# [INFORMATION SUPPLIED]

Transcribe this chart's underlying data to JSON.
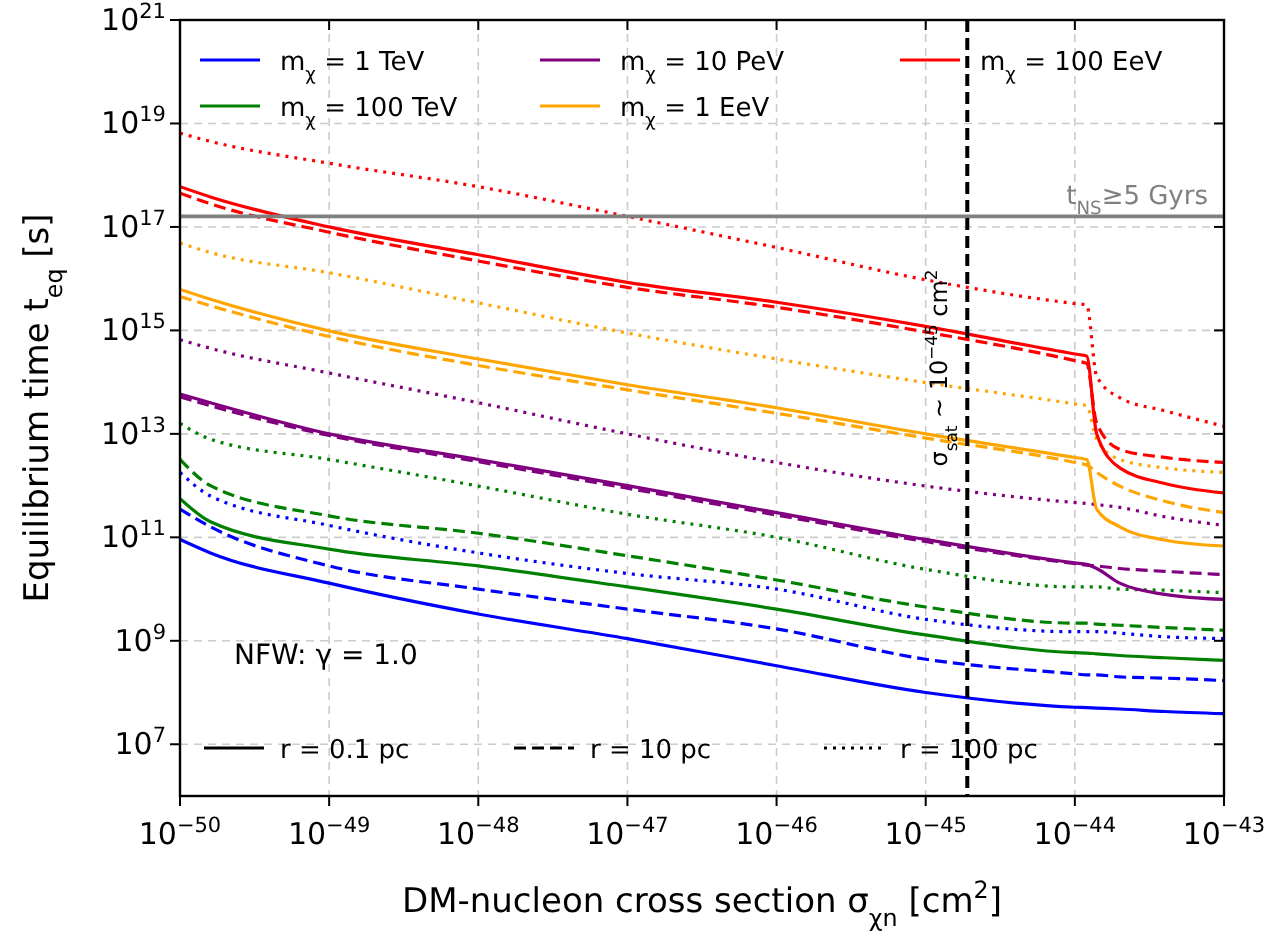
{
  "chart_data": {
    "type": "line",
    "xlabel": "DM-nucleon cross section σ$_{χn}$ [cm$^{2}$]",
    "ylabel": "Equilibrium time t$_{eq}$ [s]",
    "log": "xy",
    "grid": true,
    "legend": "top",
    "xlim": [
      1e-50,
      1e-43
    ],
    "ylim": [
      1000000.0,
      1e+21
    ],
    "xticks": [
      {
        "value": 1e-50,
        "label": "10$^{−50}$"
      },
      {
        "value": 1e-49,
        "label": "10$^{−49}$"
      },
      {
        "value": 1e-48,
        "label": "10$^{−48}$"
      },
      {
        "value": 1e-47,
        "label": "10$^{−47}$"
      },
      {
        "value": 1e-46,
        "label": "10$^{−46}$"
      },
      {
        "value": 1e-45,
        "label": "10$^{−45}$"
      },
      {
        "value": 1e-44,
        "label": "10$^{−44}$"
      },
      {
        "value": 1e-43,
        "label": "10$^{−43}$"
      }
    ],
    "yticks": [
      {
        "value": 10000000.0,
        "label": "10$^{7}$"
      },
      {
        "value": 1000000000.0,
        "label": "10$^{9}$"
      },
      {
        "value": 100000000000.0,
        "label": "10$^{11}$"
      },
      {
        "value": 10000000000000.0,
        "label": "10$^{13}$"
      },
      {
        "value": 1000000000000000.0,
        "label": "10$^{15}$"
      },
      {
        "value": 1e+17,
        "label": "10$^{17}$"
      },
      {
        "value": 1e+19,
        "label": "10$^{19}$"
      },
      {
        "value": 1e+21,
        "label": "10$^{21}$"
      }
    ],
    "x": [
      1e-50,
      1.6e-50,
      1e-49,
      1e-48,
      1e-47,
      1e-46,
      1e-45,
      1e-44,
      1.2e-44,
      1.4e-44,
      2e-44,
      4e-44,
      1e-43
    ],
    "series": [
      {
        "name": "m$_{χ}$ = 1 TeV",
        "color": "#0000ff",
        "line_style": "solid",
        "values": [
          91000000000.0,
          50000000000.0,
          13000000000.0,
          3300000000.0,
          1100000000.0,
          330000000.0,
          100000000.0,
          52000000.0,
          51000000.0,
          50000000.0,
          48000000.0,
          43000000.0,
          39000000.0
        ]
      },
      {
        "color": "#0000ff",
        "line_style": "dashed",
        "values": [
          350000000000.0,
          160000000000.0,
          28000000000.0,
          10000000000.0,
          4100000000.0,
          1700000000.0,
          440000000.0,
          230000000.0,
          220000000.0,
          220000000.0,
          200000000.0,
          190000000.0,
          170000000.0
        ]
      },
      {
        "color": "#0000ff",
        "line_style": "dotted",
        "values": [
          1800000000000.0,
          630000000000.0,
          170000000000.0,
          50000000000.0,
          20000000000.0,
          10000000000.0,
          2600000000.0,
          1500000000.0,
          1500000000.0,
          1500000000.0,
          1400000000.0,
          1200000000.0,
          1100000000.0
        ]
      },
      {
        "name": "m$_{χ}$ = 100 TeV",
        "color": "#008000",
        "line_style": "solid",
        "values": [
          560000000000.0,
          200000000000.0,
          59000000000.0,
          28000000000.0,
          11000000000.0,
          4100000000.0,
          1300000000.0,
          590000000.0,
          580000000.0,
          560000000.0,
          520000000.0,
          470000000.0,
          420000000.0
        ]
      },
      {
        "color": "#008000",
        "line_style": "dashed",
        "values": [
          3200000000000.0,
          1000000000000.0,
          260000000000.0,
          120000000000.0,
          44000000000.0,
          15000000000.0,
          4500000000.0,
          2200000000.0,
          2200000000.0,
          2100000000.0,
          2000000000.0,
          1800000000.0,
          1600000000.0
        ]
      },
      {
        "color": "#008000",
        "line_style": "dotted",
        "values": [
          16000000000000.0,
          7900000000000.0,
          3200000000000.0,
          980000000000.0,
          280000000000.0,
          100000000000.0,
          24000000000.0,
          11000000000.0,
          11000000000.0,
          11000000000.0,
          10000000000.0,
          9500000000.0,
          8500000000.0
        ]
      },
      {
        "name": "m$_{χ}$ = 10 PeV",
        "color": "#800080",
        "line_style": "solid",
        "values": [
          59000000000000.0,
          40000000000000.0,
          10000000000000.0,
          3200000000000.0,
          1000000000000.0,
          300000000000.0,
          91000000000.0,
          32000000000.0,
          30000000000.0,
          25000000000.0,
          13000000000.0,
          7900000000.0,
          6300000000.0
        ]
      },
      {
        "color": "#800080",
        "line_style": "dashed",
        "values": [
          52000000000000.0,
          35000000000000.0,
          9300000000000.0,
          2900000000000.0,
          890000000000.0,
          270000000000.0,
          83000000000.0,
          31000000000.0,
          29000000000.0,
          28000000000.0,
          25000000000.0,
          22000000000.0,
          19000000000.0
        ]
      },
      {
        "color": "#800080",
        "line_style": "dotted",
        "values": [
          660000000000000.0,
          450000000000000.0,
          150000000000000.0,
          40000000000000.0,
          10000000000000.0,
          2800000000000.0,
          980000000000.0,
          470000000000.0,
          450000000000.0,
          430000000000.0,
          380000000000.0,
          250000000000.0,
          170000000000.0
        ]
      },
      {
        "name": "m$_{χ}$ = 1 EeV",
        "color": "#ffa500",
        "line_style": "solid",
        "values": [
          6200000000000000.0,
          4000000000000000.0,
          980000000000000.0,
          280000000000000.0,
          89000000000000.0,
          32000000000000.0,
          10000000000000.0,
          3500000000000.0,
          3200000000000.0,
          350000000000.0,
          160000000000.0,
          89000000000.0,
          68000000000.0
        ]
      },
      {
        "color": "#ffa500",
        "line_style": "dashed",
        "values": [
          4500000000000000.0,
          3000000000000000.0,
          760000000000000.0,
          210000000000000.0,
          71000000000000.0,
          25000000000000.0,
          8300000000000.0,
          2800000000000.0,
          2500000000000.0,
          1800000000000.0,
          980000000000.0,
          500000000000.0,
          300000000000.0
        ]
      },
      {
        "color": "#ffa500",
        "line_style": "dotted",
        "values": [
          4.9e+16,
          3.2e+16,
          1.3e+16,
          3400000000000000.0,
          890000000000000.0,
          280000000000000.0,
          98000000000000.0,
          38000000000000.0,
          35000000000000.0,
          7800000000000.0,
          3200000000000.0,
          2200000000000.0,
          1800000000000.0
        ]
      },
      {
        "name": "m$_{χ}$ = 100 EeV",
        "color": "#ff0000",
        "line_style": "solid",
        "values": [
          6e+17,
          3.8e+17,
          1e+17,
          2.9e+16,
          8500000000000000.0,
          3500000000000000.0,
          1200000000000000.0,
          350000000000000.0,
          320000000000000.0,
          10000000000000.0,
          2200000000000.0,
          1100000000000.0,
          720000000000.0
        ]
      },
      {
        "color": "#ff0000",
        "line_style": "dashed",
        "values": [
          4.5e+17,
          2.8e+17,
          7.9e+16,
          2.2e+16,
          6800000000000000.0,
          2800000000000000.0,
          930000000000000.0,
          260000000000000.0,
          230000000000000.0,
          16000000000000.0,
          5000000000000.0,
          3500000000000.0,
          2800000000000.0
        ]
      },
      {
        "color": "#ff0000",
        "line_style": "dotted",
        "values": [
          6.5e+18,
          4.5e+18,
          1.7e+18,
          6e+17,
          1.6e+17,
          4e+16,
          9500000000000000.0,
          3300000000000000.0,
          3100000000000000.0,
          130000000000000.0,
          50000000000000.0,
          28000000000000.0,
          14000000000000.0
        ]
      }
    ],
    "ref_lines": [
      {
        "axis": "y",
        "value": 1.6e+17,
        "label": "t$_{NS}$≥5 Gyrs",
        "color": "#808080",
        "line_style": "solid"
      },
      {
        "axis": "x",
        "value": 1.9e-45,
        "label": "σ$_{sat}$ ∼ 10$^{−45}$ cm$^{2}$",
        "color": "#000000",
        "line_style": "dashed"
      }
    ],
    "annotations": [
      "NFW: γ = 1.0",
      "r = 0.1 pc",
      "r = 10 pc",
      "r = 100 pc"
    ]
  }
}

# [DIRECTIONS]
Reproduce every line of the listing above in which the string "name" appears.

# [WRITTEN RESPONSE]
        "name": "m$_{χ}$ = 1 TeV",
        "name": "m$_{χ}$ = 100 TeV",
        "name": "m$_{χ}$ = 10 PeV",
        "name": "m$_{χ}$ = 1 EeV",
        "name": "m$_{χ}$ = 100 EeV",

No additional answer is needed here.